start Records for the exercise

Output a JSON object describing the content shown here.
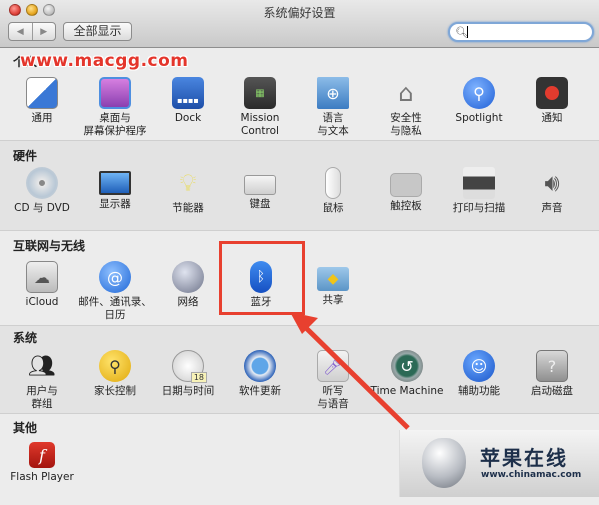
{
  "window": {
    "title": "系统偏好设置",
    "back_label": "◀",
    "forward_label": "▶",
    "show_all_label": "全部显示",
    "search": {
      "value": "",
      "placeholder": ""
    }
  },
  "watermark": "www.macgg.com",
  "sections": [
    {
      "title": "个人",
      "title_hidden_by_watermark": true,
      "items": [
        {
          "label": "通用",
          "icon": "general-icon"
        },
        {
          "label": "桌面与\n屏幕保护程序",
          "icon": "desktop-icon"
        },
        {
          "label": "Dock",
          "icon": "dock-icon"
        },
        {
          "label": "Mission\nControl",
          "icon": "mission-control-icon"
        },
        {
          "label": "语言\n与文本",
          "icon": "language-icon"
        },
        {
          "label": "安全性\n与隐私",
          "icon": "security-icon"
        },
        {
          "label": "Spotlight",
          "icon": "spotlight-icon"
        },
        {
          "label": "通知",
          "icon": "notifications-icon"
        }
      ]
    },
    {
      "title": "硬件",
      "items": [
        {
          "label": "CD 与 DVD",
          "icon": "cd-dvd-icon"
        },
        {
          "label": "显示器",
          "icon": "display-icon"
        },
        {
          "label": "节能器",
          "icon": "energy-saver-icon"
        },
        {
          "label": "键盘",
          "icon": "keyboard-icon"
        },
        {
          "label": "鼠标",
          "icon": "mouse-icon"
        },
        {
          "label": "触控板",
          "icon": "trackpad-icon"
        },
        {
          "label": "打印与扫描",
          "icon": "printer-icon"
        },
        {
          "label": "声音",
          "icon": "sound-icon"
        }
      ]
    },
    {
      "title": "互联网与无线",
      "items": [
        {
          "label": "iCloud",
          "icon": "icloud-icon"
        },
        {
          "label": "邮件、通讯录、\n日历",
          "icon": "mail-icon"
        },
        {
          "label": "网络",
          "icon": "network-icon"
        },
        {
          "label": "蓝牙",
          "icon": "bluetooth-icon"
        },
        {
          "label": "共享",
          "icon": "sharing-icon"
        }
      ]
    },
    {
      "title": "系统",
      "items": [
        {
          "label": "用户与\n群组",
          "icon": "users-icon"
        },
        {
          "label": "家长控制",
          "icon": "parental-controls-icon"
        },
        {
          "label": "日期与时间",
          "icon": "date-time-icon"
        },
        {
          "label": "软件更新",
          "icon": "software-update-icon"
        },
        {
          "label": "听写\n与语音",
          "icon": "dictation-icon"
        },
        {
          "label": "Time Machine",
          "icon": "time-machine-icon"
        },
        {
          "label": "辅助功能",
          "icon": "accessibility-icon"
        },
        {
          "label": "启动磁盘",
          "icon": "startup-disk-icon"
        }
      ]
    },
    {
      "title": "其他",
      "items": [
        {
          "label": "Flash Player",
          "icon": "flash-player-icon"
        }
      ]
    }
  ],
  "annotation": {
    "highlighted_item": "蓝牙",
    "color": "#e8402f"
  },
  "logo": {
    "name": "苹果在线",
    "url": "www.chinamac.com"
  },
  "date_icon_text": "18"
}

end Records for the exercise

### Task details
Would you set down the listing exactly, omitting pictures?

### Reply to the exercise
Output a JSON object describing the content shown here.
{
  "window": {
    "title": "系统偏好设置",
    "back_label": "◀",
    "forward_label": "▶",
    "show_all_label": "全部显示",
    "search": {
      "value": "",
      "placeholder": ""
    }
  },
  "watermark": "www.macgg.com",
  "sections": [
    {
      "title": "个人",
      "title_hidden_by_watermark": true,
      "items": [
        {
          "label": "通用",
          "icon": "general-icon"
        },
        {
          "label": "桌面与\n屏幕保护程序",
          "icon": "desktop-icon"
        },
        {
          "label": "Dock",
          "icon": "dock-icon"
        },
        {
          "label": "Mission\nControl",
          "icon": "mission-control-icon"
        },
        {
          "label": "语言\n与文本",
          "icon": "language-icon"
        },
        {
          "label": "安全性\n与隐私",
          "icon": "security-icon"
        },
        {
          "label": "Spotlight",
          "icon": "spotlight-icon"
        },
        {
          "label": "通知",
          "icon": "notifications-icon"
        }
      ]
    },
    {
      "title": "硬件",
      "items": [
        {
          "label": "CD 与 DVD",
          "icon": "cd-dvd-icon"
        },
        {
          "label": "显示器",
          "icon": "display-icon"
        },
        {
          "label": "节能器",
          "icon": "energy-saver-icon"
        },
        {
          "label": "键盘",
          "icon": "keyboard-icon"
        },
        {
          "label": "鼠标",
          "icon": "mouse-icon"
        },
        {
          "label": "触控板",
          "icon": "trackpad-icon"
        },
        {
          "label": "打印与扫描",
          "icon": "printer-icon"
        },
        {
          "label": "声音",
          "icon": "sound-icon"
        }
      ]
    },
    {
      "title": "互联网与无线",
      "items": [
        {
          "label": "iCloud",
          "icon": "icloud-icon"
        },
        {
          "label": "邮件、通讯录、\n日历",
          "icon": "mail-icon"
        },
        {
          "label": "网络",
          "icon": "network-icon"
        },
        {
          "label": "蓝牙",
          "icon": "bluetooth-icon"
        },
        {
          "label": "共享",
          "icon": "sharing-icon"
        }
      ]
    },
    {
      "title": "系统",
      "items": [
        {
          "label": "用户与\n群组",
          "icon": "users-icon"
        },
        {
          "label": "家长控制",
          "icon": "parental-controls-icon"
        },
        {
          "label": "日期与时间",
          "icon": "date-time-icon"
        },
        {
          "label": "软件更新",
          "icon": "software-update-icon"
        },
        {
          "label": "听写\n与语音",
          "icon": "dictation-icon"
        },
        {
          "label": "Time Machine",
          "icon": "time-machine-icon"
        },
        {
          "label": "辅助功能",
          "icon": "accessibility-icon"
        },
        {
          "label": "启动磁盘",
          "icon": "startup-disk-icon"
        }
      ]
    },
    {
      "title": "其他",
      "items": [
        {
          "label": "Flash Player",
          "icon": "flash-player-icon"
        }
      ]
    }
  ],
  "annotation": {
    "highlighted_item": "蓝牙",
    "color": "#e8402f"
  },
  "logo": {
    "name": "苹果在线",
    "url": "www.chinamac.com"
  },
  "date_icon_text": "18"
}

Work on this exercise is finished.